Update the items in the stretch from the line containing "chart-title: Ridgepost Capital" through the line containing "y-axis-minor-tick bbox=[108, 408, 115, 411]", changing every "interactable" to "clickable". Write those lines out again with nothing else altered.

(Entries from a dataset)
★ ★ ★ ★ ★

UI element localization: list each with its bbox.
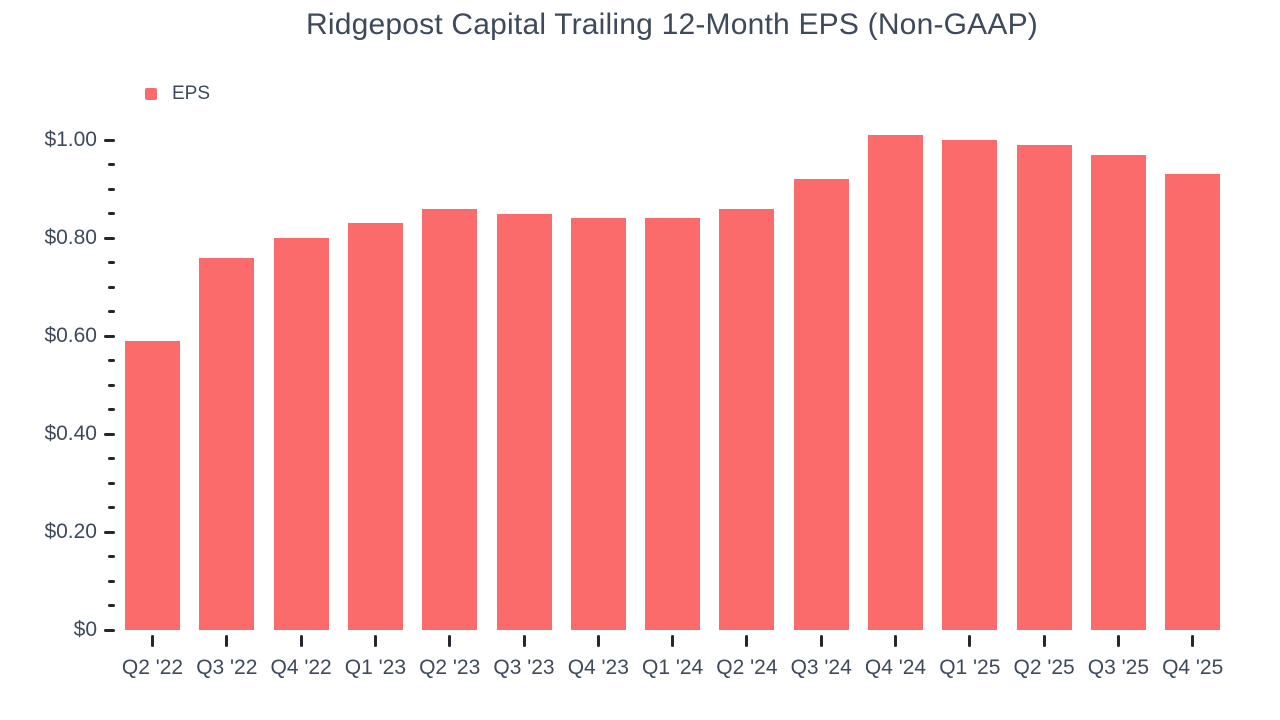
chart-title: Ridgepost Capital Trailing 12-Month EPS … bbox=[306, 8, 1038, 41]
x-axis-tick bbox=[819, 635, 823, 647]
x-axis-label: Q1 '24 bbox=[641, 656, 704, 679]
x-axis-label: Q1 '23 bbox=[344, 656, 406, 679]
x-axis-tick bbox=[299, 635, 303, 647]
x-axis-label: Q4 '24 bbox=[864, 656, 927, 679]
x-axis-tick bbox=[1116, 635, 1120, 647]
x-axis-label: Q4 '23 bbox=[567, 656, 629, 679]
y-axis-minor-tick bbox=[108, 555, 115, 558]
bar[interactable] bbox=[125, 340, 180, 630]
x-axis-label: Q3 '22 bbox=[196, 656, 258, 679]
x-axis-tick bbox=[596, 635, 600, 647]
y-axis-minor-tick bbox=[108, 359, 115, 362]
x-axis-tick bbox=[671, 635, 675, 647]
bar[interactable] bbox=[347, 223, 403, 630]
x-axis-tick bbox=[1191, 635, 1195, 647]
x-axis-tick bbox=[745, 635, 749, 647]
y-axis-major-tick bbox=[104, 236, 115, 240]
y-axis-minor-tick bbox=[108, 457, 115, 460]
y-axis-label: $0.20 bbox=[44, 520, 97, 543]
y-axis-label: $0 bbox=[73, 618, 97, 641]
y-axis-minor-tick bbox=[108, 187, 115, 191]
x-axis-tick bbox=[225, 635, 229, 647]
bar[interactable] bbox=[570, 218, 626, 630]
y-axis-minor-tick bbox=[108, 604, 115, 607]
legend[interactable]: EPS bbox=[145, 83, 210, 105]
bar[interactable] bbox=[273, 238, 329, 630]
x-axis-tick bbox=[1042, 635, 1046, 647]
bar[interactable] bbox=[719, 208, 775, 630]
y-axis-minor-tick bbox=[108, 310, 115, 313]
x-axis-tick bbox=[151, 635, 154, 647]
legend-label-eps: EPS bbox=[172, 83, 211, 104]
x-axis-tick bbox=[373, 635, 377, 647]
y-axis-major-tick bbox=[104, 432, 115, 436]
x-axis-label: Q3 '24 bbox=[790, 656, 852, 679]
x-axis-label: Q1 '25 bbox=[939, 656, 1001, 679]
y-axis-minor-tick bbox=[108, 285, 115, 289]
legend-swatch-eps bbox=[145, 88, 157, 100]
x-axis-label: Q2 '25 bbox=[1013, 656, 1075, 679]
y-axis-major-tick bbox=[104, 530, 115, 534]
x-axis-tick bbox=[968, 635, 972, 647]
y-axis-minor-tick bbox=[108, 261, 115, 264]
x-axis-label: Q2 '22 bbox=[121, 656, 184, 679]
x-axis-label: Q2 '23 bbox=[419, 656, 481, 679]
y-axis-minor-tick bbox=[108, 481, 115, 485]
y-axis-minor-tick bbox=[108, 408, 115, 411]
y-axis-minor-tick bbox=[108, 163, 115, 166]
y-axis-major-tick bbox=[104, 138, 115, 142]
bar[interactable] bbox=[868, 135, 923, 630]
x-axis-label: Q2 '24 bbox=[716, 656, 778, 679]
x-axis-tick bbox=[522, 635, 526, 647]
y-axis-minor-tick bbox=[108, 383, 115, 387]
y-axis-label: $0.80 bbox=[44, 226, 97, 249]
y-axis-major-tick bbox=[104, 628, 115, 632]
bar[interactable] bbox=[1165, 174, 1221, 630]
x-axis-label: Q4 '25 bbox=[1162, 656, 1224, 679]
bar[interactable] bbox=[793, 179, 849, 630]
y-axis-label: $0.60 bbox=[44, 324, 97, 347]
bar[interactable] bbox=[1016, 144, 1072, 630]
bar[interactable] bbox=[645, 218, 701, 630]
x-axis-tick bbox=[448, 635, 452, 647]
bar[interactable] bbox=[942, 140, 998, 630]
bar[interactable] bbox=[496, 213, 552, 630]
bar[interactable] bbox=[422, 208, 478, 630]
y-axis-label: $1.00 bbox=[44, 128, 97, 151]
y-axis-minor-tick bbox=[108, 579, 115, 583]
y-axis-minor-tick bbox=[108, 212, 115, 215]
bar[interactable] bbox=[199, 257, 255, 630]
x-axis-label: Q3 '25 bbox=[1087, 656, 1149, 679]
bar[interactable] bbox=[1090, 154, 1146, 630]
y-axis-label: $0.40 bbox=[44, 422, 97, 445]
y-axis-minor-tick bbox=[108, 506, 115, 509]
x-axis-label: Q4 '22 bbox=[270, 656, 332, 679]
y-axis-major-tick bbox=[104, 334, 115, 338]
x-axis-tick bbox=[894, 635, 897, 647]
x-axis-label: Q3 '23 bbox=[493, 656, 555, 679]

★ ★ ★ ★ ★

Exercise response
chart-title: Ridgepost Capital Trailing 12-Month EPS … bbox=[306, 8, 1038, 41]
x-axis-tick bbox=[819, 635, 823, 647]
x-axis-label: Q1 '24 bbox=[641, 656, 704, 679]
x-axis-label: Q1 '23 bbox=[344, 656, 406, 679]
x-axis-tick bbox=[299, 635, 303, 647]
x-axis-label: Q4 '24 bbox=[864, 656, 927, 679]
x-axis-tick bbox=[1116, 635, 1120, 647]
x-axis-label: Q4 '23 bbox=[567, 656, 629, 679]
y-axis-minor-tick bbox=[108, 555, 115, 558]
bar[clickable] bbox=[125, 340, 180, 630]
x-axis-label: Q3 '22 bbox=[196, 656, 258, 679]
x-axis-tick bbox=[596, 635, 600, 647]
y-axis-minor-tick bbox=[108, 359, 115, 362]
x-axis-tick bbox=[671, 635, 675, 647]
bar[clickable] bbox=[347, 223, 403, 630]
x-axis-tick bbox=[1191, 635, 1195, 647]
x-axis-tick bbox=[745, 635, 749, 647]
y-axis-major-tick bbox=[104, 236, 115, 240]
y-axis-minor-tick bbox=[108, 457, 115, 460]
y-axis-label: $0.20 bbox=[44, 520, 97, 543]
y-axis-label: $0 bbox=[73, 618, 97, 641]
y-axis-minor-tick bbox=[108, 187, 115, 191]
x-axis-tick bbox=[225, 635, 229, 647]
bar[clickable] bbox=[570, 218, 626, 630]
y-axis-minor-tick bbox=[108, 604, 115, 607]
legend[clickable]: EPS bbox=[145, 83, 210, 105]
bar[clickable] bbox=[273, 238, 329, 630]
x-axis-tick bbox=[1042, 635, 1046, 647]
bar[clickable] bbox=[719, 208, 775, 630]
y-axis-minor-tick bbox=[108, 310, 115, 313]
x-axis-tick bbox=[151, 635, 154, 647]
legend-label-eps: EPS bbox=[172, 83, 211, 104]
x-axis-tick bbox=[373, 635, 377, 647]
y-axis-major-tick bbox=[104, 432, 115, 436]
x-axis-label: Q3 '24 bbox=[790, 656, 852, 679]
x-axis-label: Q1 '25 bbox=[939, 656, 1001, 679]
y-axis-minor-tick bbox=[108, 285, 115, 289]
legend-swatch-eps bbox=[145, 88, 157, 100]
x-axis-label: Q2 '25 bbox=[1013, 656, 1075, 679]
y-axis-major-tick bbox=[104, 530, 115, 534]
x-axis-tick bbox=[968, 635, 972, 647]
y-axis-minor-tick bbox=[108, 261, 115, 264]
x-axis-label: Q2 '22 bbox=[121, 656, 184, 679]
x-axis-label: Q2 '23 bbox=[419, 656, 481, 679]
y-axis-minor-tick bbox=[108, 481, 115, 485]
y-axis-minor-tick bbox=[108, 408, 115, 411]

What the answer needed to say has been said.